■ Problem
Write out each line exactly as it stands, please.

Lines of data

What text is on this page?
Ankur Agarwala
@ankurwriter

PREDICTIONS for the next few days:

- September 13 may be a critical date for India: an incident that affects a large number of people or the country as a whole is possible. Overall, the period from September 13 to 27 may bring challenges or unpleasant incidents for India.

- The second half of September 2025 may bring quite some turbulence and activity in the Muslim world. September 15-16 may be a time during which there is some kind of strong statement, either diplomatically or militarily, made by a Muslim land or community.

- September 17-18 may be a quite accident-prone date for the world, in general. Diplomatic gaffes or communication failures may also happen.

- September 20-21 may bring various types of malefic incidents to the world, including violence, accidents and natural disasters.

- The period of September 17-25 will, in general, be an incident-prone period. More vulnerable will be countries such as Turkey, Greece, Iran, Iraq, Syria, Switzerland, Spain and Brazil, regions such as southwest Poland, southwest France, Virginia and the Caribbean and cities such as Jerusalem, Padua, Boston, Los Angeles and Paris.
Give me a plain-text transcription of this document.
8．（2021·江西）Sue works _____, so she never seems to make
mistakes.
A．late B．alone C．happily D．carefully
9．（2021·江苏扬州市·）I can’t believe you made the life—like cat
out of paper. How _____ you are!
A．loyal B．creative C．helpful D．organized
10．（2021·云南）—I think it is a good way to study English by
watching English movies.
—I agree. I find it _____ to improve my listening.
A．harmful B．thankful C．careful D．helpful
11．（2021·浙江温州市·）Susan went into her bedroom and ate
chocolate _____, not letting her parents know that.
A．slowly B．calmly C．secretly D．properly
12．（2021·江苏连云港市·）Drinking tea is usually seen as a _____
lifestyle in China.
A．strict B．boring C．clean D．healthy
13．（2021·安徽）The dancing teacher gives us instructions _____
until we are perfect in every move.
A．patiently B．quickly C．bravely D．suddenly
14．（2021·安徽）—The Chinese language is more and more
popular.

■ Result
What text is on this page?
Ankur Agarwala
@ankurwriter

PREDICTIONS for the next few days:

- September 13 may be a critical date for India: an incident that affects a large number of people or the country as a whole is possible. Overall, the period from September 13 to 27 may bring challenges or unpleasant incidents for India.

- The second half of September 2025 may bring quite some turbulence and activity in the Muslim world. September 15-16 may be a time during which there is some kind of strong statement, either diplomatically or militarily, made by a Muslim land or community.

- September 17-18 may be a quite accident-prone date for the world, in general. Diplomatic gaffes or communication failures may also happen.

- September 20-21 may bring various types of malefic incidents to the world, including violence, accidents and natural disasters.

- The period of September 17-25 will, in general, be an incident-prone period. More vulnerable will be countries such as Turkey, Greece, Iran, Iraq, Syria, Switzerland, Spain and Brazil, regions such as southwest Poland, southwest France, Virginia and the Caribbean and cities such as Jerusalem, Padua, Boston, Los Angeles and Paris.
Give me a plain-text transcription of this document.
8．（2021·江西）Sue works _____, so she never seems to make
mistakes.
A．late B．alone C．happily D．carefully
9．（2021·江苏扬州市·）I can’t believe you made the life—like cat
out of paper. How _____ you are!
A．loyal B．creative C．helpful D．organized
10．（2021·云南）—I think it is a good way to study English by
watching English movies.
—I agree. I find it _____ to improve my listening.
A．harmful B．thankful C．careful D．helpful
11．（2021·浙江温州市·）Susan went into her bedroom and ate
chocolate _____, not letting her parents know that.
A．slowly B．calmly C．secretly D．properly
12．（2021·江苏连云港市·）Drinking tea is usually seen as a _____
lifestyle in China.
A．strict B．boring C．clean D．healthy
13．（2021·安徽）The dancing teacher gives us instructions _____
until we are perfect in every move.
A．patiently B．quickly C．bravely D．suddenly
14．（2021·安徽）—The Chinese language is more and more
popular.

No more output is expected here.